Set tasks:
1 > Name every rabbi in the article about the Chabad community in Frankfurt.
2 > In the article about the Chabad community in Frankfurt, why does the community's source say security in synagogues and community centers matters?
3 > From the article about the Chabad community in Frankfurt, quote the stretch from "In 2017, JTA" through "in its letter.".

## BEGIN Provided text

Discrimination or bureaucracy? A Jewish community in Germany struggles - exclusive

According to the community, the Hesse government is also withholding aid from the Frankfurt Chabad community, some of which are refugees from Ukraine.

 The Chabad community in Frankfurt, Germany. (photo credit: REFAEL EHRLICH)
The Chabad community in Frankfurt, Germany.
(photo credit: REFAEL EHRLICH)

A source within the Chabad Jewish community in Frankfurt, which claims to have 1,250 families registered claimed that since the establishment of this community in 2019, said that despite their efforts to receive state funding from the Hesse government, they have not gotten an answer.

A source in the community told The Jerusalem Post that “after several years in which the state refuses to dedicate a budget for our community, in accordance with German law,” they have decided to officially “embark on a legal battle and claim that intentional harassment prevents them from the possibility of financing security for the building.”

They explained that the need for security in synagogues and community centers is important, since “a number of attacks that targeted Jewish communities had taken place in Germany in recent years, but were stopped because of a protected door the terrorist came across.”

Some of the congregants are Ukrainian refugees

Frankfurt is the fifth largest city in Germany and is considered an important international financial center. The Jewish community there is one of the oldest in Europe and one of the few that continued in succession from the Middle Ages.

 Ceremony at the Chabad community in Frankfurt, Germany. (credit: RAFAEL HERLICH/COURTESY)
Ceremony at the Chabad community in Frankfurt, Germany. (credit: RAFAEL HERLICH/COURTESY)

The Chabad community was established in 2019, after many years of its rabbi, Zalman Gurevitz, being on rocky terms with the older, more established community, the Jüdische Gemeinde Frankfurt am Main, established in 1949. It is one of the largest unified Jewish communities in Germany and considers itself inclusive of “diverse forms of Jewish life,” including liberal and Reform Jewish services, as well as Orthodox ones. The community numbered 6,316 as of 2019.

In 2017, JTA reported that the Frankfurt Jewish community distanced itself from the city’s Chabad-Lubavitch chapter after a series of alleged instances of “disrespect” shown against local non-Chabad rabbis.

In an open letter, the Jewish Community of Frankfurt am Main group wrote that the city’s synagogues will no longer provide rooms for Chabad events. The letter cited “increasingly aggressive behavior” and “insults” from Chabad rabbis aimed at two local rabbis, Avichai Apel and Julian Chaim-Soussan.

“Jewish and religious life in Frankfurt was possible before Chabad and we are ensuring that it will continue to be possible without the involvement of Chabad,” the Frankfurt group said in its letter.

 Ceremony at the Chabad community in Frankfurt, Germany. (credit: REFAEL EHRLICH)
Ceremony at the Chabad community in Frankfurt, Germany. (credit: REFAEL EHRLICH)

## END Provided text
## BEGIN Extracted information

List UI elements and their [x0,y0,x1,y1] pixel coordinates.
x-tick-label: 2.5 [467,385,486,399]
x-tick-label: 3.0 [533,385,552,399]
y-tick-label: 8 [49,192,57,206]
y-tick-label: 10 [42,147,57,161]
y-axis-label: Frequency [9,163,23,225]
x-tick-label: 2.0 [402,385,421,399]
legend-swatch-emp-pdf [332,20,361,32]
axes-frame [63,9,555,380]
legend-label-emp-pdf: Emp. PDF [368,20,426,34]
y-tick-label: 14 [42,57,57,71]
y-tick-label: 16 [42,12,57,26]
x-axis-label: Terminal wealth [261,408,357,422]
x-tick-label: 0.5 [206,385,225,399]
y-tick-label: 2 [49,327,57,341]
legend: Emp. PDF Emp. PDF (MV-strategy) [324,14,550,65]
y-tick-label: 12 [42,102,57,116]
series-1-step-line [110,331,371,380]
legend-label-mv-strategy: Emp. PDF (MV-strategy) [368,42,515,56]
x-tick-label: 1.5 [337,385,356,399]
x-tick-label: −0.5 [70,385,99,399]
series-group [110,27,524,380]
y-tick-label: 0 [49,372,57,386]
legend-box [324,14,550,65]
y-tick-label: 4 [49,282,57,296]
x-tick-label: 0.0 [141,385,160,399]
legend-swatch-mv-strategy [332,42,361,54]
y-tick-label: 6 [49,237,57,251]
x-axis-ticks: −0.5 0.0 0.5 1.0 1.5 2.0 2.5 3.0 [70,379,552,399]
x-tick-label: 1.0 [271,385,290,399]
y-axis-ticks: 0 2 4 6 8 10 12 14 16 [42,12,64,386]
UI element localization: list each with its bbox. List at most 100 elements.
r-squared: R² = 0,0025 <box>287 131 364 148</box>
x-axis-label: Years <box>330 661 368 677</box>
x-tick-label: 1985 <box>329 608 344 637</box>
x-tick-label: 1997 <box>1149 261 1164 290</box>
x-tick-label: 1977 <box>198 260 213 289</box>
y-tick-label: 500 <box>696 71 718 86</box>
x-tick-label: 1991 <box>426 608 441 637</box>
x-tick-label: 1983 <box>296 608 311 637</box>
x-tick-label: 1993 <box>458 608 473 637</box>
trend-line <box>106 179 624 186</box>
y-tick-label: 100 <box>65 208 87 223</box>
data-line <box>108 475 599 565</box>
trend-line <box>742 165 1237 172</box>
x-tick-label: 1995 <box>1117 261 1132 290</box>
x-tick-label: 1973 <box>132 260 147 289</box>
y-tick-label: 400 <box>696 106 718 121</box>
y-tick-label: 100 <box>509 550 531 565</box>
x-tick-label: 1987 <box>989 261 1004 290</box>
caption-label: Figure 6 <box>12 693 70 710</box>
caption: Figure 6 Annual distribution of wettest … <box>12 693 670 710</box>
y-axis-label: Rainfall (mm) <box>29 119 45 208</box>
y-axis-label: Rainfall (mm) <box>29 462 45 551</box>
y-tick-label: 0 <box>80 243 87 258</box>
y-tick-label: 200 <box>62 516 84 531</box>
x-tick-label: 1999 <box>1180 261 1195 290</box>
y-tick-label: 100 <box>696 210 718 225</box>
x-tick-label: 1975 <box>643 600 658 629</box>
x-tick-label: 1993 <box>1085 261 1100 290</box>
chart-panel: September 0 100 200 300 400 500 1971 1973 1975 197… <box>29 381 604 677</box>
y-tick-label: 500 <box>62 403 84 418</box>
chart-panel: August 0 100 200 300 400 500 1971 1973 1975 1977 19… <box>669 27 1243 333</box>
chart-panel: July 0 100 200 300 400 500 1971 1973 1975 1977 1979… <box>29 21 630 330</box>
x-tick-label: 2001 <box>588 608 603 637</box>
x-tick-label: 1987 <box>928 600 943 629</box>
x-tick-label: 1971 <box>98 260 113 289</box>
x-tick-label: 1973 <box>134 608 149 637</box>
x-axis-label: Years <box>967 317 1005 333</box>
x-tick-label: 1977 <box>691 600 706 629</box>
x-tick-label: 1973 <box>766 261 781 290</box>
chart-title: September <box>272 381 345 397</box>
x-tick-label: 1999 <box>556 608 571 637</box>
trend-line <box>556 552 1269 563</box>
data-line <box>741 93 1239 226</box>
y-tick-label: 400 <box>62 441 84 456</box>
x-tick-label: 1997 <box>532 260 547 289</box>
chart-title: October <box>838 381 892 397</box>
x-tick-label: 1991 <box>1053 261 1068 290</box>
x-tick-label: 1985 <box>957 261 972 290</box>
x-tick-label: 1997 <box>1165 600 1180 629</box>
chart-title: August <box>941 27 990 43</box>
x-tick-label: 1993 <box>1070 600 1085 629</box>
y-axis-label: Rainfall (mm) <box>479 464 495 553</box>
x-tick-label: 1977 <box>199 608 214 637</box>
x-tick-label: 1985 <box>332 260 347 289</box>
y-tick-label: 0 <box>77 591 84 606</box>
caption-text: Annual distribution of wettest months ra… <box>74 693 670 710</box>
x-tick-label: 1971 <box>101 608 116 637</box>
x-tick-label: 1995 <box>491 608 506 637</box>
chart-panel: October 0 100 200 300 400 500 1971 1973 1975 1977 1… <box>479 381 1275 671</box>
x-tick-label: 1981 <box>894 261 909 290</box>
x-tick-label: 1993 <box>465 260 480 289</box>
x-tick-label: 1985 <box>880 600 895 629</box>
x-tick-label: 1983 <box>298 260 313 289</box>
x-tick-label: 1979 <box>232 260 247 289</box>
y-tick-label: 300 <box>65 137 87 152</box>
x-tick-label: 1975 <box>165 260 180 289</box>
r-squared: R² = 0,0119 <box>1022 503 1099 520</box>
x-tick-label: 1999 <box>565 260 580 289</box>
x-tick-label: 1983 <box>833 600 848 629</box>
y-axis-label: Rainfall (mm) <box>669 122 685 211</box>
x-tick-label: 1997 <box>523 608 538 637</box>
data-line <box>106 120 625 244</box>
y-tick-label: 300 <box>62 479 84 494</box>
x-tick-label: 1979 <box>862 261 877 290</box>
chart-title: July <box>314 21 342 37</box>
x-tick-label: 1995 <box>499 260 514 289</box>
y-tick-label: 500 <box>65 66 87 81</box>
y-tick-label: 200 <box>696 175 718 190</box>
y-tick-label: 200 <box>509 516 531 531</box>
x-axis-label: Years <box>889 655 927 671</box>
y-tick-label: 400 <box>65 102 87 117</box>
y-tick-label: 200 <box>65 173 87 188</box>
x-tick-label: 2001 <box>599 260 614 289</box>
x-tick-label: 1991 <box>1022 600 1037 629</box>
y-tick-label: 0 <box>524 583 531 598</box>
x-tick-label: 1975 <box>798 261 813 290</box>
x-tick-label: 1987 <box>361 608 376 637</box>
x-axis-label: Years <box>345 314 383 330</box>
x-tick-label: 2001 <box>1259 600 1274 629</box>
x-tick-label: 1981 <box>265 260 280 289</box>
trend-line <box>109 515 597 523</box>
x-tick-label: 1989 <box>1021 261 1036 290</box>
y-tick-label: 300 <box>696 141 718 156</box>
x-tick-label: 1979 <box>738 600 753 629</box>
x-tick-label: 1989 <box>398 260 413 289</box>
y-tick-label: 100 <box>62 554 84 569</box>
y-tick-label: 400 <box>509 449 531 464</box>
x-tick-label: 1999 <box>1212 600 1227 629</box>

## END Extracted information

Solutions:
1 > Zalman Gurevitz, Avichai Apel, and Julian Chaim-Soussan.

2 > The source says that several attacks aimed at Jewish communities in Germany in recent years were stopped because the attacker came up against a protected door.

3 >
In 2017, JTA reported that the Frankfurt Jewish community distanced itself from the city’s Chabad-Lubavitch chapter after a series of alleged instances of “disrespect” shown against local non-Chabad rabbis.

In an open letter, the Jewish Community of Frankfurt am Main group wrote that the city’s synagogues will no longer provide rooms for Chabad events. The letter cited “increasingly aggressive behavior” and “insults” from Chabad rabbis aimed at two local rabbis, Avichai Apel and Julian Chaim-Soussan.

“Jewish and religious life in Frankfurt was possible before Chabad and we are ensuring that it will continue to be possible without the involvement of Chabad,” the Frankfurt group said in its letter.